■ **TASK REQUIREMENTS**
Where does the string "JSON" appear in the records? Copy every line that contains it.

■ **MATERIALS PROVIDED**
============
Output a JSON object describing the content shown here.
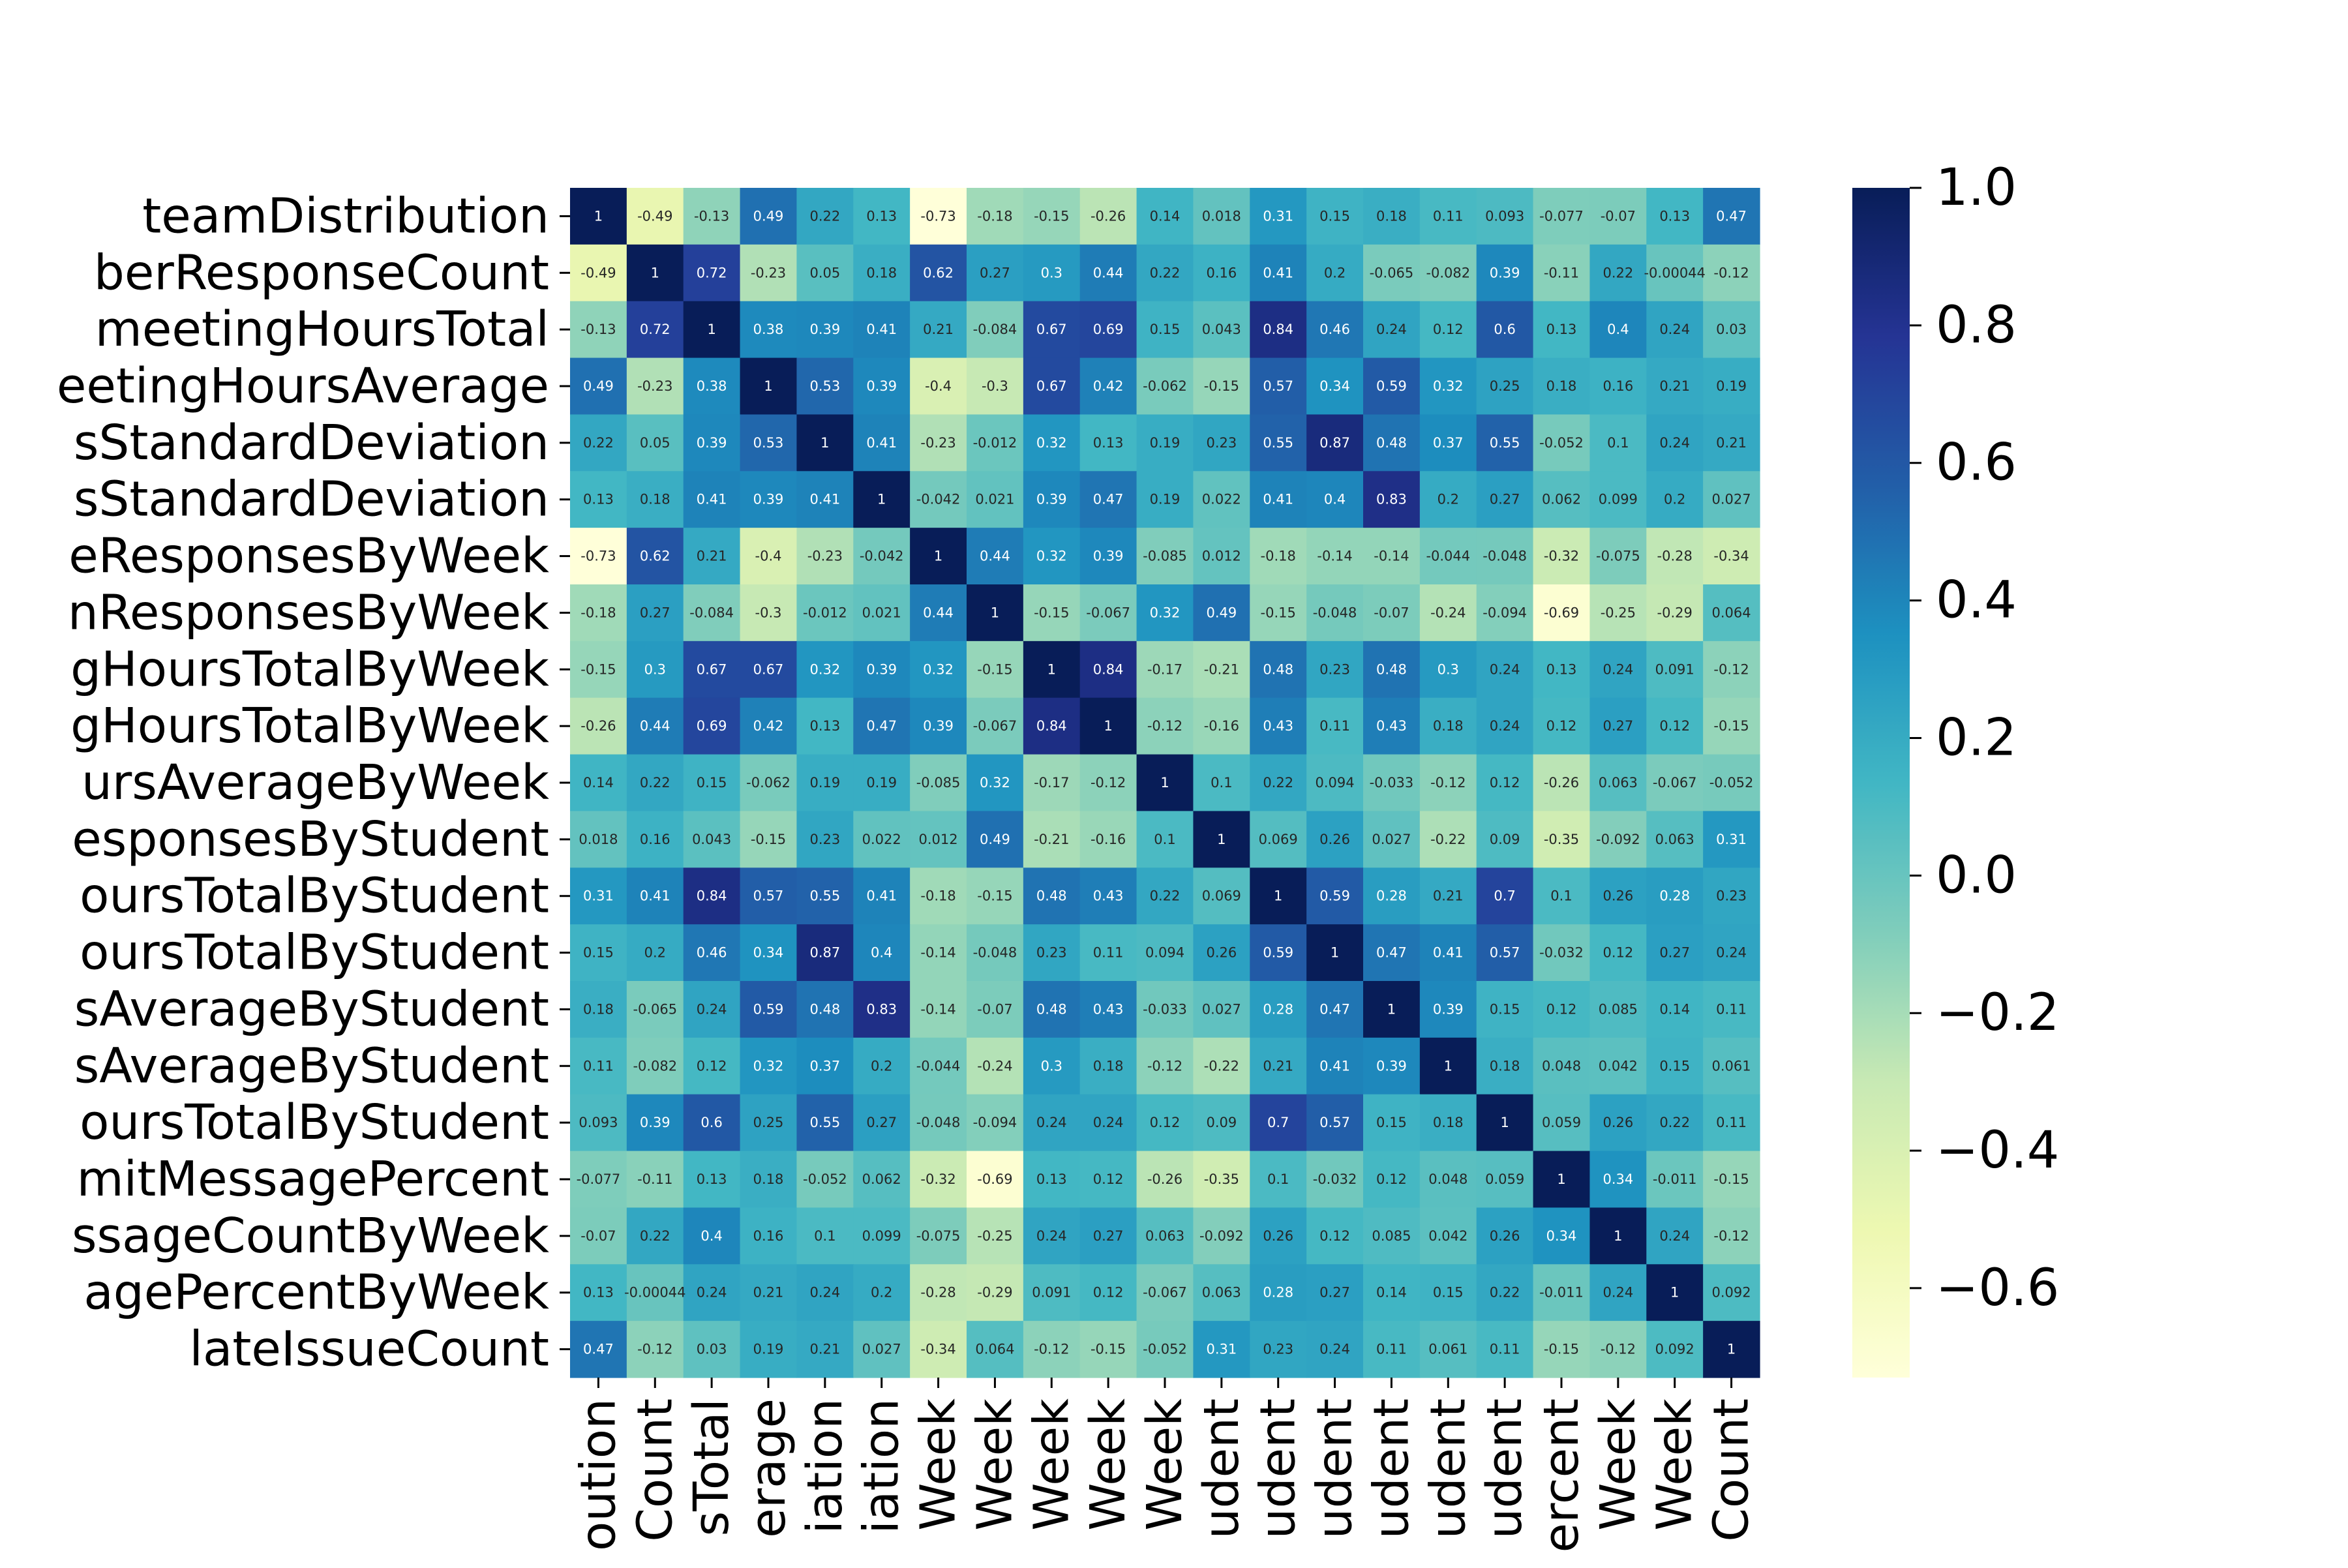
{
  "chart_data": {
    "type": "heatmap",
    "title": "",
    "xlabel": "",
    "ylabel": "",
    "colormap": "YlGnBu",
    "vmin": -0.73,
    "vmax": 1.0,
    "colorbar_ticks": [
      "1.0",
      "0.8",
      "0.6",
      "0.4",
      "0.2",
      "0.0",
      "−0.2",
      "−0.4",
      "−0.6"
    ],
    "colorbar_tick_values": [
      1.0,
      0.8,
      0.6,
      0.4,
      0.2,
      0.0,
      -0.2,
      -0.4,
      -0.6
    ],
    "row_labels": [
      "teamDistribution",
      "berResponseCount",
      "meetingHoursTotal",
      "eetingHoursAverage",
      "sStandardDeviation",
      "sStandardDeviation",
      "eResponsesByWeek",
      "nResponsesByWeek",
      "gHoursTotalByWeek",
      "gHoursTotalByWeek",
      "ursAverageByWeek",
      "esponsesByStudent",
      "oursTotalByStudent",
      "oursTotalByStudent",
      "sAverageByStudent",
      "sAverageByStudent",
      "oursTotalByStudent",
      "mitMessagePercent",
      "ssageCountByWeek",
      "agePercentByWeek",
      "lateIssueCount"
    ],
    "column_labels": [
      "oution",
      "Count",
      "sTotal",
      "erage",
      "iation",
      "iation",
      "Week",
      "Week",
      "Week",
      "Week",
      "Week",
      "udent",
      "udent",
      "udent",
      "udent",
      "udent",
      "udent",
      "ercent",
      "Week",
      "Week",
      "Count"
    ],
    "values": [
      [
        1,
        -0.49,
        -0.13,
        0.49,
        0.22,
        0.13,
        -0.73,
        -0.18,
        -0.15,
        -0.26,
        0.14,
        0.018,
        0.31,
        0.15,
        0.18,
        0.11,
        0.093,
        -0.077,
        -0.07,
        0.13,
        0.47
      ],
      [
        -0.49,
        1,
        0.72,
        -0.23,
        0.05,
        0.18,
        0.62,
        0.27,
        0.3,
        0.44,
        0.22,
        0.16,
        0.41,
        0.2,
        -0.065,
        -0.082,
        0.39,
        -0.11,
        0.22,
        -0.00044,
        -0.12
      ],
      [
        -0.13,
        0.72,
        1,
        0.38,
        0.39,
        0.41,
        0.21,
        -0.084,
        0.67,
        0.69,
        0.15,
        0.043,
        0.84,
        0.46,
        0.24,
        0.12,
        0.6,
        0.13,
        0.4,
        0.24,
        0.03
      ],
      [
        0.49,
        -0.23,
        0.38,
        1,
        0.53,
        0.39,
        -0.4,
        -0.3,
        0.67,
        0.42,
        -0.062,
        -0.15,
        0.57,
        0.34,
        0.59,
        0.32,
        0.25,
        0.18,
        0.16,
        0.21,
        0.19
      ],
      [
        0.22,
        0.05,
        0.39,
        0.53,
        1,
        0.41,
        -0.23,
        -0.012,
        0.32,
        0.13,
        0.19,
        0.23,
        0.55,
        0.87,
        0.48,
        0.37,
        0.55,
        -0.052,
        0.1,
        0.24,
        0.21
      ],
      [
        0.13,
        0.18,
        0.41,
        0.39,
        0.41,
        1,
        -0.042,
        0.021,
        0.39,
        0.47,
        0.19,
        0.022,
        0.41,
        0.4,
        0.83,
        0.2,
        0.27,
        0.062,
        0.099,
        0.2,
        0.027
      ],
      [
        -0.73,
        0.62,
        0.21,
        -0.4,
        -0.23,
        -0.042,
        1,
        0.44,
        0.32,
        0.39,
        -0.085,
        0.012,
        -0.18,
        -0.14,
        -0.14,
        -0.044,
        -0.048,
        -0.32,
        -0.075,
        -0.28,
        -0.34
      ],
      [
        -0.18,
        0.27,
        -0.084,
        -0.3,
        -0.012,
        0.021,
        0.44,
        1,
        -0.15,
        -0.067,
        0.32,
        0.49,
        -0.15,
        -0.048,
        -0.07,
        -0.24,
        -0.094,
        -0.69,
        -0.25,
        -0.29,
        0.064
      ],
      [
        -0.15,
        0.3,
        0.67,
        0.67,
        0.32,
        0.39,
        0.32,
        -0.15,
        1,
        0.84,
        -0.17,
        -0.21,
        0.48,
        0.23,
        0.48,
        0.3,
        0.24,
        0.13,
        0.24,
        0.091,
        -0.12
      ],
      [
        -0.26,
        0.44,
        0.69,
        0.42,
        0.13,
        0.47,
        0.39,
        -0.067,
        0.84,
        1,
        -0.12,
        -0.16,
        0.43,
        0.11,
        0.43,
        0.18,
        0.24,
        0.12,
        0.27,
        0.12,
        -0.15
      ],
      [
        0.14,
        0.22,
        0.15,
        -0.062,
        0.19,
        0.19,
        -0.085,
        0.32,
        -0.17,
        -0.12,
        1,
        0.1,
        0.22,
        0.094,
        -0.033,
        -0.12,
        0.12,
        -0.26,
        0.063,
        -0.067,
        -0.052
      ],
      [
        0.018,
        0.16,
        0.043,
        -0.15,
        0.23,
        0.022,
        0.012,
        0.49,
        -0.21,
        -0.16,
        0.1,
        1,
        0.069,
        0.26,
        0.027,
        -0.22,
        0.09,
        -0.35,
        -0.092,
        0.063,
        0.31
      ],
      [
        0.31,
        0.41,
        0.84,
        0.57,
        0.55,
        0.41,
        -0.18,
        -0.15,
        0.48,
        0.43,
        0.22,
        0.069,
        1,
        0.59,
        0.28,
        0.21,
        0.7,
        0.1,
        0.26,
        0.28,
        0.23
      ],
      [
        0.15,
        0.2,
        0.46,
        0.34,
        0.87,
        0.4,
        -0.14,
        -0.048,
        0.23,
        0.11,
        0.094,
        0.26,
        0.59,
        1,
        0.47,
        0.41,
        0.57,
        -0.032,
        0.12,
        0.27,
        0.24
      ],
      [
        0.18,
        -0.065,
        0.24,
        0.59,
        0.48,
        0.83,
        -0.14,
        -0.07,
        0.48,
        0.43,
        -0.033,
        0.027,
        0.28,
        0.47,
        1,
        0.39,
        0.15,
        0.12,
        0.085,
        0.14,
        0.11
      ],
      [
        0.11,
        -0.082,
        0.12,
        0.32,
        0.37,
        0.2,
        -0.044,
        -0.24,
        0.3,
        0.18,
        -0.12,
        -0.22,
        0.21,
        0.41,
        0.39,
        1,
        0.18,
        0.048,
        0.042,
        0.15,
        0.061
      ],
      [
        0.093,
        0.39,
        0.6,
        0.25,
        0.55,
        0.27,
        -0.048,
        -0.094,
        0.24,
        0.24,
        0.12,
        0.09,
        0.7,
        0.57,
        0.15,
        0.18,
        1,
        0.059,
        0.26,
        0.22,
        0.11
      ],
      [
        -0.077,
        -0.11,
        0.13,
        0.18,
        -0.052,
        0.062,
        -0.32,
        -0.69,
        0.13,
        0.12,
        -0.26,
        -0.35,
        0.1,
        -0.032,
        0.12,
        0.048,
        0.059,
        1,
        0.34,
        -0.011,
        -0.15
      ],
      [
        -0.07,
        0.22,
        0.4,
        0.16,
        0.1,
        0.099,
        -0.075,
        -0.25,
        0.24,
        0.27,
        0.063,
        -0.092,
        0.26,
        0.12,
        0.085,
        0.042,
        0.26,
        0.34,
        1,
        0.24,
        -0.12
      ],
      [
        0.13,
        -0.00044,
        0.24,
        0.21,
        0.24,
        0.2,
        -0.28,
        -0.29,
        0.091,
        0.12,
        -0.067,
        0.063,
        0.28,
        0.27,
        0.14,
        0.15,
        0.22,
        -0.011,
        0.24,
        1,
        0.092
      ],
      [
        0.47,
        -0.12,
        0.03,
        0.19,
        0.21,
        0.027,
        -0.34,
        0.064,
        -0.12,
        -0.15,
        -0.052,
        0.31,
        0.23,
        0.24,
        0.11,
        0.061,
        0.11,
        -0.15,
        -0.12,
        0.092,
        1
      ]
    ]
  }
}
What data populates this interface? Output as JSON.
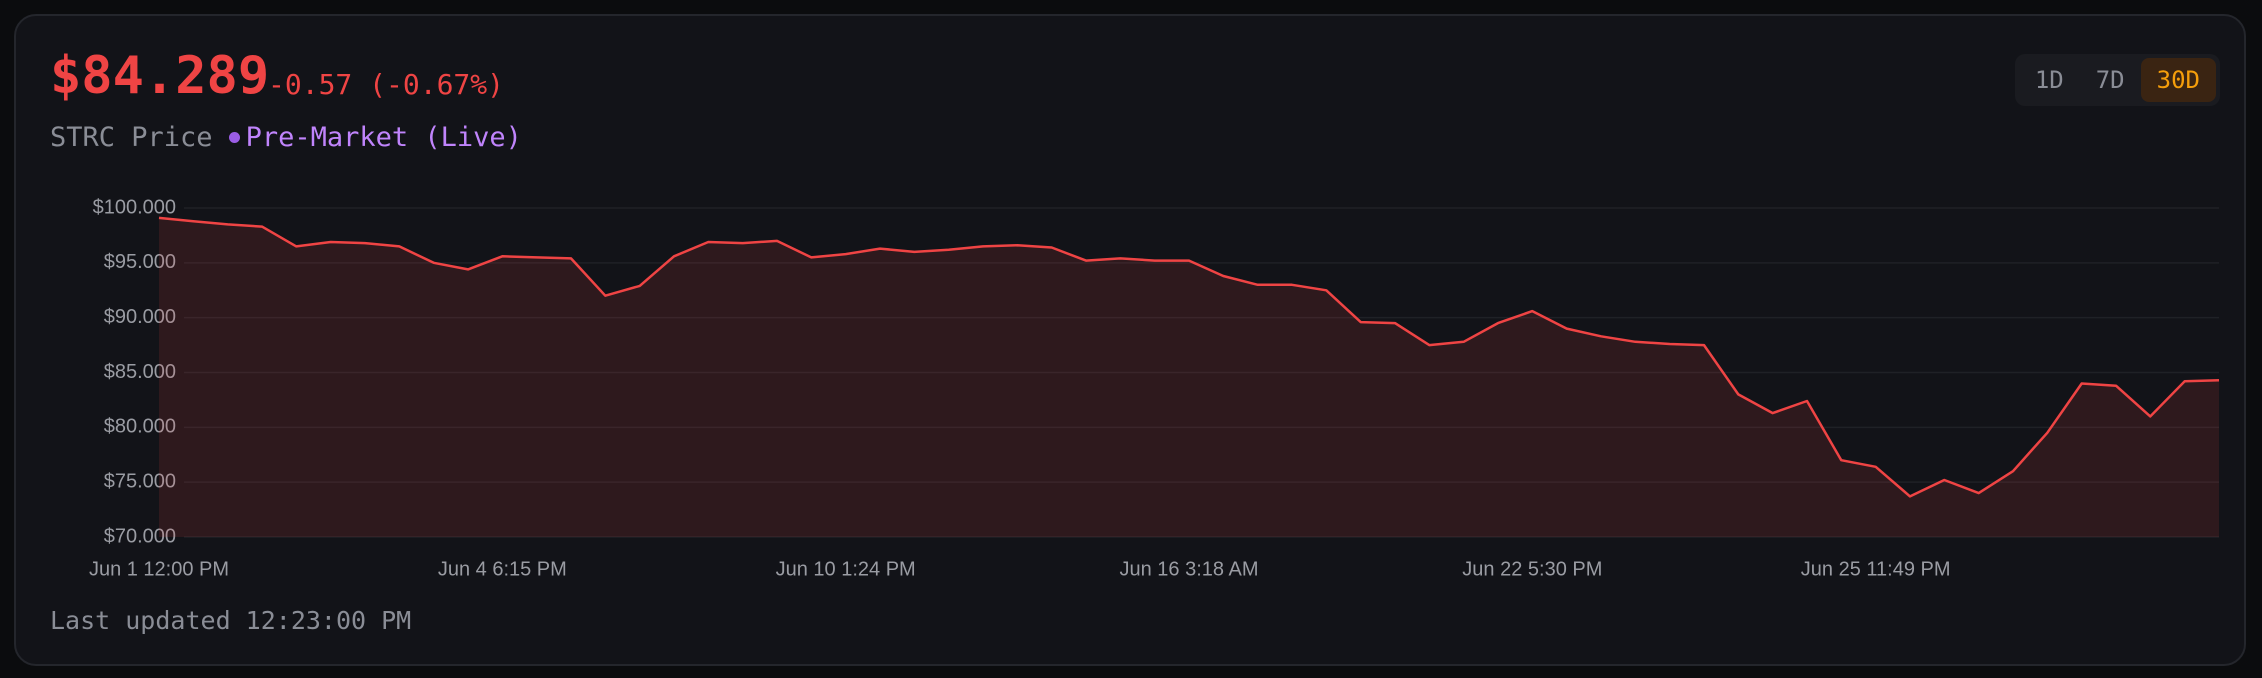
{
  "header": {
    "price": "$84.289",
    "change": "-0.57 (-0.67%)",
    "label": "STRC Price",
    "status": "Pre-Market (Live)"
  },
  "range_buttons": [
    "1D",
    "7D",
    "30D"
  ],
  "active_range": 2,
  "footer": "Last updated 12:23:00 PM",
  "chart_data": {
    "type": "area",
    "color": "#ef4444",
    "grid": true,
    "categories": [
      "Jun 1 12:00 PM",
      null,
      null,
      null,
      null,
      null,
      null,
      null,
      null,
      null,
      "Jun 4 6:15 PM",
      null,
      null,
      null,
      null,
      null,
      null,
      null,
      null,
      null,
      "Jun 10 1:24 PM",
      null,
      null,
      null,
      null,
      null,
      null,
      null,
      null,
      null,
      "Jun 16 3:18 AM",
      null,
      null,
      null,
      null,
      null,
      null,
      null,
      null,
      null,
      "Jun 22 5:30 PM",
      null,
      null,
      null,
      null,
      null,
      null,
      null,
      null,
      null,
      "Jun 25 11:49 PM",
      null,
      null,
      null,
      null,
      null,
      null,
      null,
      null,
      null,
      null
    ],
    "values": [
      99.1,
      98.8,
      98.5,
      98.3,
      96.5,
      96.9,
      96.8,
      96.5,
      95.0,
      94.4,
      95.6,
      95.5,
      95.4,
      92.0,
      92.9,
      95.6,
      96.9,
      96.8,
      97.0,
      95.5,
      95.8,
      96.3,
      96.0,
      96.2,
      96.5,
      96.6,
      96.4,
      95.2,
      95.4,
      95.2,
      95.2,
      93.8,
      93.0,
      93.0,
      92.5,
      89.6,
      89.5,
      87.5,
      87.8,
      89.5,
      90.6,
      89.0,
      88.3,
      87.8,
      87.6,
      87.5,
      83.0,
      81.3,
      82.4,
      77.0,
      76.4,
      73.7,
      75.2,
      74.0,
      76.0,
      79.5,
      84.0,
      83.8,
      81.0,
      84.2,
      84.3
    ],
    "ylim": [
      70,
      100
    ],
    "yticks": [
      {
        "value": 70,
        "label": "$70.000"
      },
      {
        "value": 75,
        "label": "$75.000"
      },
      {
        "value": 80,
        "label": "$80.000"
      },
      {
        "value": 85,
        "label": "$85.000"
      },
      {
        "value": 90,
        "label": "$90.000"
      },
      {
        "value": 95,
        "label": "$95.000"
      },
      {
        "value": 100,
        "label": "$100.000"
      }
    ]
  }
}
============
■ **COMPLETE OUTPUT**
Output a JSON object describing the content shown here.
What data populates this interface? Output as JSON.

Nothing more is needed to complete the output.